● TASK OBJECTIVE
Pictures don't belong in the copy; print all the records exactly.

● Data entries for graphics
——

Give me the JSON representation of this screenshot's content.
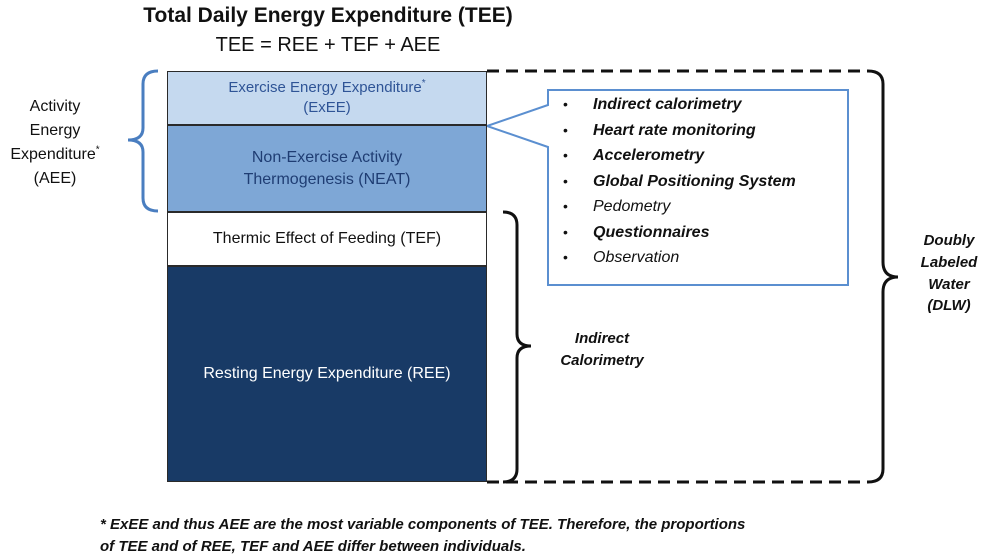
{
  "title": "Total Daily Energy Expenditure (TEE)",
  "equation": "TEE = REE + TEF + AEE",
  "blocks": {
    "exee_line1": "Exercise Energy Expenditure",
    "exee_sup": "*",
    "exee_line2": "(ExEE)",
    "neat_line1": "Non-Exercise Activity",
    "neat_line2": "Thermogenesis (NEAT)",
    "tef": "Thermic Effect of Feeding (TEF)",
    "ree": "Resting Energy Expenditure (REE)"
  },
  "aee_label": {
    "line1": "Activity",
    "line2": "Energy",
    "line3": "Expenditure",
    "sup": "*",
    "line4": "(AEE)"
  },
  "methods": [
    {
      "text": "Indirect calorimetry",
      "bold": true
    },
    {
      "text": "Heart rate monitoring",
      "bold": true
    },
    {
      "text": "Accelerometry",
      "bold": true
    },
    {
      "text": "Global Positioning System",
      "bold": true
    },
    {
      "text": "Pedometry",
      "bold": false
    },
    {
      "text": "Questionnaires",
      "bold": true
    },
    {
      "text": "Observation",
      "bold": false
    }
  ],
  "bullet_symbol": "•",
  "dlw_label": {
    "line1": "Doubly",
    "line2": "Labeled",
    "line3": "Water",
    "line4": "(DLW)"
  },
  "ic_label": {
    "line1": "Indirect",
    "line2": "Calorimetry"
  },
  "footnote": {
    "line1": "* ExEE and thus AEE are the most variable components of TEE. Therefore, the proportions",
    "line2": "of TEE and of REE, TEF and AEE differ between individuals."
  },
  "colors": {
    "exee": "#c5d9ef",
    "neat": "#7ea7d6",
    "ree": "#183a66",
    "callout_border": "#5b8fd0",
    "aee_brace": "#4a7ec0"
  }
}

——

● FINISHED EXERCISE
Give me the JSON representation of this screenshot's content.
{
  "title": "Total Daily Energy Expenditure (TEE)",
  "equation": "TEE = REE + TEF + AEE",
  "blocks": {
    "exee_line1": "Exercise Energy Expenditure",
    "exee_sup": "*",
    "exee_line2": "(ExEE)",
    "neat_line1": "Non-Exercise Activity",
    "neat_line2": "Thermogenesis (NEAT)",
    "tef": "Thermic Effect of Feeding (TEF)",
    "ree": "Resting Energy Expenditure (REE)"
  },
  "aee_label": {
    "line1": "Activity",
    "line2": "Energy",
    "line3": "Expenditure",
    "sup": "*",
    "line4": "(AEE)"
  },
  "methods": [
    {
      "text": "Indirect calorimetry",
      "bold": true
    },
    {
      "text": "Heart rate monitoring",
      "bold": true
    },
    {
      "text": "Accelerometry",
      "bold": true
    },
    {
      "text": "Global Positioning System",
      "bold": true
    },
    {
      "text": "Pedometry",
      "bold": false
    },
    {
      "text": "Questionnaires",
      "bold": true
    },
    {
      "text": "Observation",
      "bold": false
    }
  ],
  "bullet_symbol": "•",
  "dlw_label": {
    "line1": "Doubly",
    "line2": "Labeled",
    "line3": "Water",
    "line4": "(DLW)"
  },
  "ic_label": {
    "line1": "Indirect",
    "line2": "Calorimetry"
  },
  "footnote": {
    "line1": "* ExEE and thus AEE are the most variable components of TEE. Therefore, the proportions",
    "line2": "of TEE and of REE, TEF and AEE differ between individuals."
  },
  "colors": {
    "exee": "#c5d9ef",
    "neat": "#7ea7d6",
    "ree": "#183a66",
    "callout_border": "#5b8fd0",
    "aee_brace": "#4a7ec0"
  }
}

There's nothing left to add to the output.